▶ [WHAT YOU NEED TO DO]
Search the records below for the word "data". Pull out each line that has it.

▶ [INPUT RECORDS]

##############################

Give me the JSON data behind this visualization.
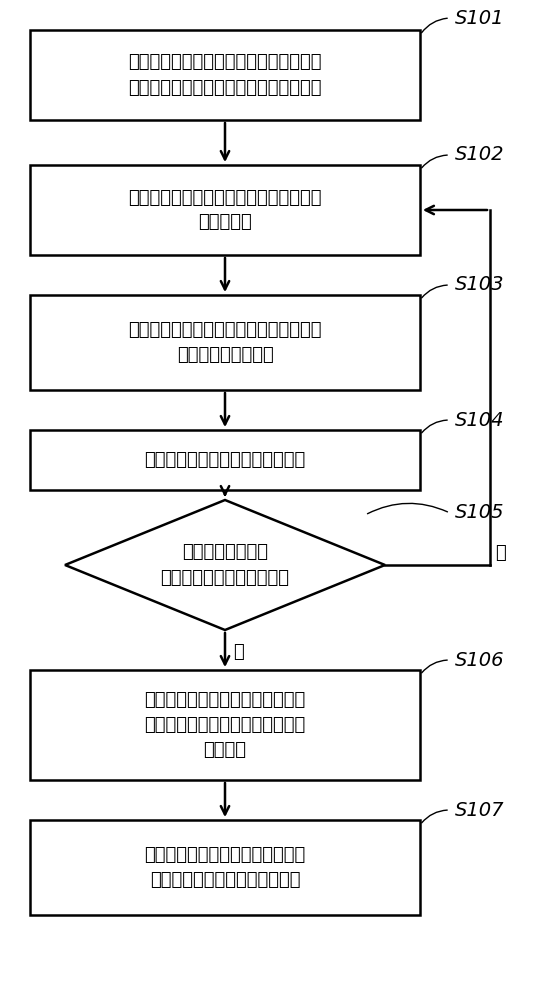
{
  "bg_color": "#ffffff",
  "box_edge_color": "#000000",
  "text_color": "#000000",
  "font_size": 13,
  "label_font_size": 14,
  "s101_text": "工控机通过总线状态选择线控制驱动器由\n模拟量信号有效状态切换至参数调节状态",
  "s102_text": "工控机通过辅助串行通讯总线向驱动器发\n送映射参数",
  "s103_text": "驱动器接收工控机发送的映射参数，并对\n该映射参数进行校验",
  "s104_text": "工控机接收驱动器返回的校验结果",
  "s105_text": "工控机根据接收的\n校验结果判断校验是否成功",
  "s106_text": "工控机根据映射参数调节模拟量信\n号，并根据预先设置的第二时间値\n进行延时",
  "s107_text": "工控机通过总线状态选择线控制驱\n动器切换回模拟量信号有效状态",
  "yes_text": "是",
  "no_text": "否",
  "labels": [
    "S101",
    "S102",
    "S103",
    "S104",
    "S105",
    "S106",
    "S107"
  ]
}
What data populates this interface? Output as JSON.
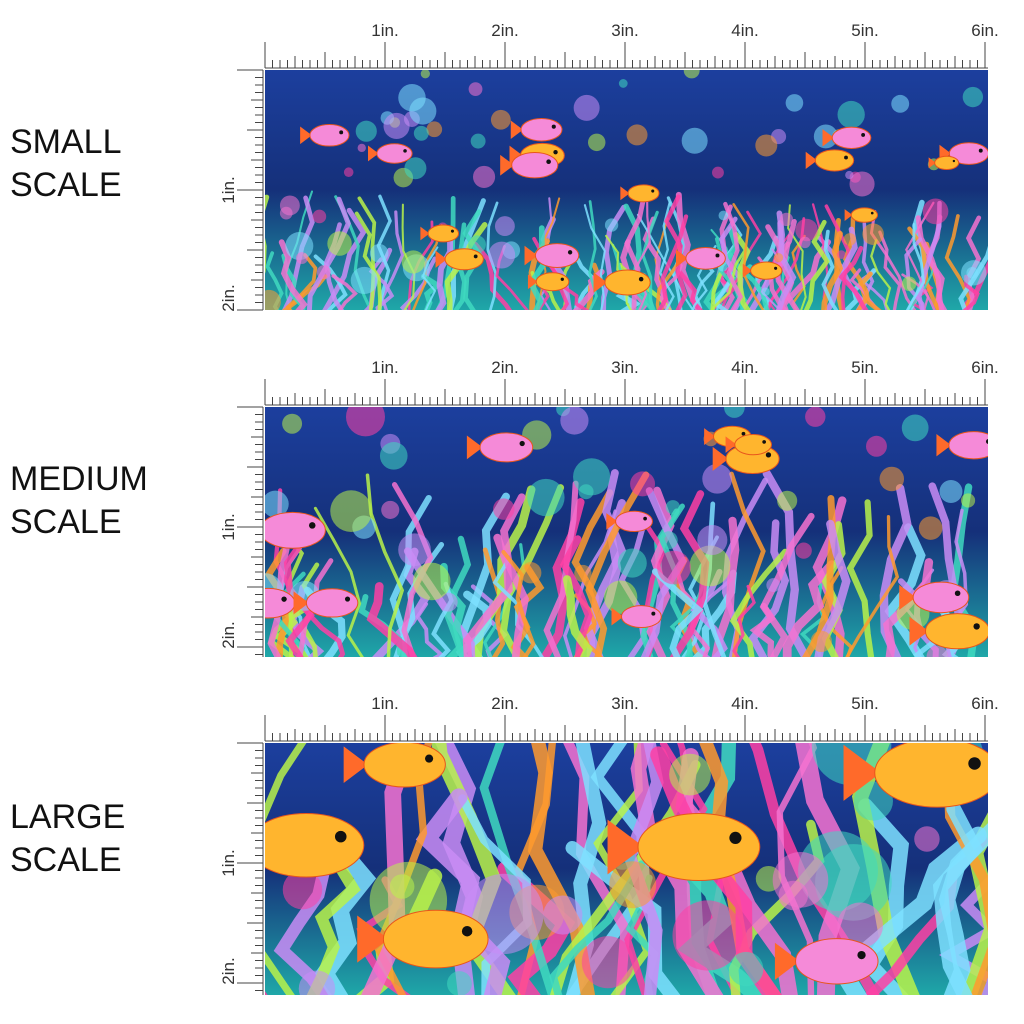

##############################

▶ [SOLVED EXERCISE]
Give me the JSON data behind this visualization.
What data populates this interface? Output as JSON.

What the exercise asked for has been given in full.